Output the material below in full, exactly as it is.
---------- Entries
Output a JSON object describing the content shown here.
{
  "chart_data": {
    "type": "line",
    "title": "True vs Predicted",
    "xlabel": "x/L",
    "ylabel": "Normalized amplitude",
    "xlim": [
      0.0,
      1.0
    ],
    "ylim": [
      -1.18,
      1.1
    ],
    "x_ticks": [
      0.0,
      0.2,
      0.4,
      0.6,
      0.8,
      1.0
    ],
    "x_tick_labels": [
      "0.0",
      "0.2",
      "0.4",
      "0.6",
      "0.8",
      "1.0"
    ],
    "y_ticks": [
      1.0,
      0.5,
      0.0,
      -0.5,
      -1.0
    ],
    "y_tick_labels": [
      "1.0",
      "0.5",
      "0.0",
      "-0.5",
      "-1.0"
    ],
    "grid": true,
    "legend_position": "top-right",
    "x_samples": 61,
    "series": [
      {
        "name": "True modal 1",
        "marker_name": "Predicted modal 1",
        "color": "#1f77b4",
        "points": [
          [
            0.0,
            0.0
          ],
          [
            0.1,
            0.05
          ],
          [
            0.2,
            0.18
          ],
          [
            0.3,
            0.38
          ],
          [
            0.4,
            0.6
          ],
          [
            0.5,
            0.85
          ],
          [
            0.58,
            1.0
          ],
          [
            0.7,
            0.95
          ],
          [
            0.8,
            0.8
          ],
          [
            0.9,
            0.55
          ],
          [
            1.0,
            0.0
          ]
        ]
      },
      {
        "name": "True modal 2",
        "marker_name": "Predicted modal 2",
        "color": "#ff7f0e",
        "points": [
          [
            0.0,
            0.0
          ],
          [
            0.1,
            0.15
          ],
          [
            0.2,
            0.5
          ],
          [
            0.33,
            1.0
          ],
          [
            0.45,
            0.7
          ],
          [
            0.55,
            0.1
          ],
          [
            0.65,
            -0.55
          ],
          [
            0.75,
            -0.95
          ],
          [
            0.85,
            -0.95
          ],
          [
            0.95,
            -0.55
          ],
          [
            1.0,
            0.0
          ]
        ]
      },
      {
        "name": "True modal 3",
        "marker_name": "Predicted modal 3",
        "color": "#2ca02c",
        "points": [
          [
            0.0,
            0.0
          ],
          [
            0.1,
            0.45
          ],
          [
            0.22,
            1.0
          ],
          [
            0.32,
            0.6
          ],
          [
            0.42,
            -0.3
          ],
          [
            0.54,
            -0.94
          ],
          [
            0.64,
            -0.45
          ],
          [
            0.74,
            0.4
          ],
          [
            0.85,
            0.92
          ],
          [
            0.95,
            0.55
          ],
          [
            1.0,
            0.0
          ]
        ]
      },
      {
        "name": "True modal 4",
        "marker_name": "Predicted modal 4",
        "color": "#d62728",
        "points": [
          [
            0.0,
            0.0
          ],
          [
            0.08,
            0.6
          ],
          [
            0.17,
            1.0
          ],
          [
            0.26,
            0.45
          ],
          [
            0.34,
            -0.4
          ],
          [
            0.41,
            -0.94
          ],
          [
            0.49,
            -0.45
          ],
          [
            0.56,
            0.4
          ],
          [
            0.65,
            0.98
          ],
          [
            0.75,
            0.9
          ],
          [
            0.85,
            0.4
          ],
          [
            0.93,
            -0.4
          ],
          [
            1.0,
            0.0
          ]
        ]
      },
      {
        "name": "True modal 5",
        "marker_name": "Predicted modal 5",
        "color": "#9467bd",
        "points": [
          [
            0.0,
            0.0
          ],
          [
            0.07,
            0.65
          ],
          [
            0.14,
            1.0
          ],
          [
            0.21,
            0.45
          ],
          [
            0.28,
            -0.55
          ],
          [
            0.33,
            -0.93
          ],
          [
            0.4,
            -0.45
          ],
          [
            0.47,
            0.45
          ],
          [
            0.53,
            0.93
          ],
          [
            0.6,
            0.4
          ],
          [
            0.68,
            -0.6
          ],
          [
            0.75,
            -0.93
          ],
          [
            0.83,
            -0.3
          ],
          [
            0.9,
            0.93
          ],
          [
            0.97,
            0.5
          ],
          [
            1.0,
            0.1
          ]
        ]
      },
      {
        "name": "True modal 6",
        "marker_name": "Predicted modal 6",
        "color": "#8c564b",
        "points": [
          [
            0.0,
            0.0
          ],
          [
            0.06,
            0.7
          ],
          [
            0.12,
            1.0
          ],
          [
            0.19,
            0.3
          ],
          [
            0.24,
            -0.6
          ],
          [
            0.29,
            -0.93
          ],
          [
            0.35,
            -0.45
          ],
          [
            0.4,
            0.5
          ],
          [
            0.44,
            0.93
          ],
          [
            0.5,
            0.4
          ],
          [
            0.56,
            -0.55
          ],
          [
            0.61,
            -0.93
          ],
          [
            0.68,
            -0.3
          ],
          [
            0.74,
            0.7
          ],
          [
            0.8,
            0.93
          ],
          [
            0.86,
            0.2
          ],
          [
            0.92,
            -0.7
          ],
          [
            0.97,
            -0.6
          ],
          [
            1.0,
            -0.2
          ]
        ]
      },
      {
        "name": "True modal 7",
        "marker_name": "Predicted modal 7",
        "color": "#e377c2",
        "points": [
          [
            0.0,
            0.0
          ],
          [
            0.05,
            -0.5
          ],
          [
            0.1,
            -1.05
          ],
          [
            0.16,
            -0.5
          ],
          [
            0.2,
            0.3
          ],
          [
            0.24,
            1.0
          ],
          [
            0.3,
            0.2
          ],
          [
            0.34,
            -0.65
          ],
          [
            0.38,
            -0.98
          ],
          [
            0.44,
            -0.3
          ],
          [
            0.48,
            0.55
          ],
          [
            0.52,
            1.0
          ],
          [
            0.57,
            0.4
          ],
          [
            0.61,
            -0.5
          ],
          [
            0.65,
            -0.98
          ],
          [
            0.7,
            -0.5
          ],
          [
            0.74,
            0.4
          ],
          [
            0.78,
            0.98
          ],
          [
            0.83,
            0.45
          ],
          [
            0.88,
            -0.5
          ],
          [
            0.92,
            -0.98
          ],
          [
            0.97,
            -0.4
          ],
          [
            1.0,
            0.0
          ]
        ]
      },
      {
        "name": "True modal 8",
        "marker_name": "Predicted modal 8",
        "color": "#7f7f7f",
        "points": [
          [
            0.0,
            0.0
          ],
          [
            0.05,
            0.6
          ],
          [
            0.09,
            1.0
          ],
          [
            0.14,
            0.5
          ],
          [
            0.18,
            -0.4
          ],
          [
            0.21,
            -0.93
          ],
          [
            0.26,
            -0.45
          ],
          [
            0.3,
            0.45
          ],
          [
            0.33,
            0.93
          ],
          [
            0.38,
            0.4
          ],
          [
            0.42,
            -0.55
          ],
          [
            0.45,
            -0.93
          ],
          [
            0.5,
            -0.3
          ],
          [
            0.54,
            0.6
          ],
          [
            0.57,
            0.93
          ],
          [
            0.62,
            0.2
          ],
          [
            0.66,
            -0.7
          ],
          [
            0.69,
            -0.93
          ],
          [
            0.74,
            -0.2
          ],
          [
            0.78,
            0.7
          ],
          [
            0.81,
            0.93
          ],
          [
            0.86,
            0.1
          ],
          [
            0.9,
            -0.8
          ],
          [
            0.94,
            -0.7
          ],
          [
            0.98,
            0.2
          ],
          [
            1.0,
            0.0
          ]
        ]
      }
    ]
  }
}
--------------------
■ Written solution:
Output a JSON object describing the content shown here.
{
  "chart_data": {
    "type": "line",
    "title": "True vs Predicted",
    "xlabel": "x/L",
    "ylabel": "Normalized amplitude",
    "xlim": [
      0.0,
      1.0
    ],
    "ylim": [
      -1.18,
      1.1
    ],
    "x_ticks": [
      0.0,
      0.2,
      0.4,
      0.6,
      0.8,
      1.0
    ],
    "x_tick_labels": [
      "0.0",
      "0.2",
      "0.4",
      "0.6",
      "0.8",
      "1.0"
    ],
    "y_ticks": [
      1.0,
      0.5,
      0.0,
      -0.5,
      -1.0
    ],
    "y_tick_labels": [
      "1.0",
      "0.5",
      "0.0",
      "-0.5",
      "-1.0"
    ],
    "grid": true,
    "legend_position": "top-right",
    "x_samples": 61,
    "series": [
      {
        "name": "True modal 1",
        "marker_name": "Predicted modal 1",
        "color": "#1f77b4",
        "points": [
          [
            0.0,
            0.0
          ],
          [
            0.1,
            0.05
          ],
          [
            0.2,
            0.18
          ],
          [
            0.3,
            0.38
          ],
          [
            0.4,
            0.6
          ],
          [
            0.5,
            0.85
          ],
          [
            0.58,
            1.0
          ],
          [
            0.7,
            0.95
          ],
          [
            0.8,
            0.8
          ],
          [
            0.9,
            0.55
          ],
          [
            1.0,
            0.0
          ]
        ]
      },
      {
        "name": "True modal 2",
        "marker_name": "Predicted modal 2",
        "color": "#ff7f0e",
        "points": [
          [
            0.0,
            0.0
          ],
          [
            0.1,
            0.15
          ],
          [
            0.2,
            0.5
          ],
          [
            0.33,
            1.0
          ],
          [
            0.45,
            0.7
          ],
          [
            0.55,
            0.1
          ],
          [
            0.65,
            -0.55
          ],
          [
            0.75,
            -0.95
          ],
          [
            0.85,
            -0.95
          ],
          [
            0.95,
            -0.55
          ],
          [
            1.0,
            0.0
          ]
        ]
      },
      {
        "name": "True modal 3",
        "marker_name": "Predicted modal 3",
        "color": "#2ca02c",
        "points": [
          [
            0.0,
            0.0
          ],
          [
            0.1,
            0.45
          ],
          [
            0.22,
            1.0
          ],
          [
            0.32,
            0.6
          ],
          [
            0.42,
            -0.3
          ],
          [
            0.54,
            -0.94
          ],
          [
            0.64,
            -0.45
          ],
          [
            0.74,
            0.4
          ],
          [
            0.85,
            0.92
          ],
          [
            0.95,
            0.55
          ],
          [
            1.0,
            0.0
          ]
        ]
      },
      {
        "name": "True modal 4",
        "marker_name": "Predicted modal 4",
        "color": "#d62728",
        "points": [
          [
            0.0,
            0.0
          ],
          [
            0.08,
            0.6
          ],
          [
            0.17,
            1.0
          ],
          [
            0.26,
            0.45
          ],
          [
            0.34,
            -0.4
          ],
          [
            0.41,
            -0.94
          ],
          [
            0.49,
            -0.45
          ],
          [
            0.56,
            0.4
          ],
          [
            0.65,
            0.98
          ],
          [
            0.75,
            0.9
          ],
          [
            0.85,
            0.4
          ],
          [
            0.93,
            -0.4
          ],
          [
            1.0,
            0.0
          ]
        ]
      },
      {
        "name": "True modal 5",
        "marker_name": "Predicted modal 5",
        "color": "#9467bd",
        "points": [
          [
            0.0,
            0.0
          ],
          [
            0.07,
            0.65
          ],
          [
            0.14,
            1.0
          ],
          [
            0.21,
            0.45
          ],
          [
            0.28,
            -0.55
          ],
          [
            0.33,
            -0.93
          ],
          [
            0.4,
            -0.45
          ],
          [
            0.47,
            0.45
          ],
          [
            0.53,
            0.93
          ],
          [
            0.6,
            0.4
          ],
          [
            0.68,
            -0.6
          ],
          [
            0.75,
            -0.93
          ],
          [
            0.83,
            -0.3
          ],
          [
            0.9,
            0.93
          ],
          [
            0.97,
            0.5
          ],
          [
            1.0,
            0.1
          ]
        ]
      },
      {
        "name": "True modal 6",
        "marker_name": "Predicted modal 6",
        "color": "#8c564b",
        "points": [
          [
            0.0,
            0.0
          ],
          [
            0.06,
            0.7
          ],
          [
            0.12,
            1.0
          ],
          [
            0.19,
            0.3
          ],
          [
            0.24,
            -0.6
          ],
          [
            0.29,
            -0.93
          ],
          [
            0.35,
            -0.45
          ],
          [
            0.4,
            0.5
          ],
          [
            0.44,
            0.93
          ],
          [
            0.5,
            0.4
          ],
          [
            0.56,
            -0.55
          ],
          [
            0.61,
            -0.93
          ],
          [
            0.68,
            -0.3
          ],
          [
            0.74,
            0.7
          ],
          [
            0.8,
            0.93
          ],
          [
            0.86,
            0.2
          ],
          [
            0.92,
            -0.7
          ],
          [
            0.97,
            -0.6
          ],
          [
            1.0,
            -0.2
          ]
        ]
      },
      {
        "name": "True modal 7",
        "marker_name": "Predicted modal 7",
        "color": "#e377c2",
        "points": [
          [
            0.0,
            0.0
          ],
          [
            0.05,
            -0.5
          ],
          [
            0.1,
            -1.05
          ],
          [
            0.16,
            -0.5
          ],
          [
            0.2,
            0.3
          ],
          [
            0.24,
            1.0
          ],
          [
            0.3,
            0.2
          ],
          [
            0.34,
            -0.65
          ],
          [
            0.38,
            -0.98
          ],
          [
            0.44,
            -0.3
          ],
          [
            0.48,
            0.55
          ],
          [
            0.52,
            1.0
          ],
          [
            0.57,
            0.4
          ],
          [
            0.61,
            -0.5
          ],
          [
            0.65,
            -0.98
          ],
          [
            0.7,
            -0.5
          ],
          [
            0.74,
            0.4
          ],
          [
            0.78,
            0.98
          ],
          [
            0.83,
            0.45
          ],
          [
            0.88,
            -0.5
          ],
          [
            0.92,
            -0.98
          ],
          [
            0.97,
            -0.4
          ],
          [
            1.0,
            0.0
          ]
        ]
      },
      {
        "name": "True modal 8",
        "marker_name": "Predicted modal 8",
        "color": "#7f7f7f",
        "points": [
          [
            0.0,
            0.0
          ],
          [
            0.05,
            0.6
          ],
          [
            0.09,
            1.0
          ],
          [
            0.14,
            0.5
          ],
          [
            0.18,
            -0.4
          ],
          [
            0.21,
            -0.93
          ],
          [
            0.26,
            -0.45
          ],
          [
            0.3,
            0.45
          ],
          [
            0.33,
            0.93
          ],
          [
            0.38,
            0.4
          ],
          [
            0.42,
            -0.55
          ],
          [
            0.45,
            -0.93
          ],
          [
            0.5,
            -0.3
          ],
          [
            0.54,
            0.6
          ],
          [
            0.57,
            0.93
          ],
          [
            0.62,
            0.2
          ],
          [
            0.66,
            -0.7
          ],
          [
            0.69,
            -0.93
          ],
          [
            0.74,
            -0.2
          ],
          [
            0.78,
            0.7
          ],
          [
            0.81,
            0.93
          ],
          [
            0.86,
            0.1
          ],
          [
            0.9,
            -0.8
          ],
          [
            0.94,
            -0.7
          ],
          [
            0.98,
            0.2
          ],
          [
            1.0,
            0.0
          ]
        ]
      }
    ]
  }
}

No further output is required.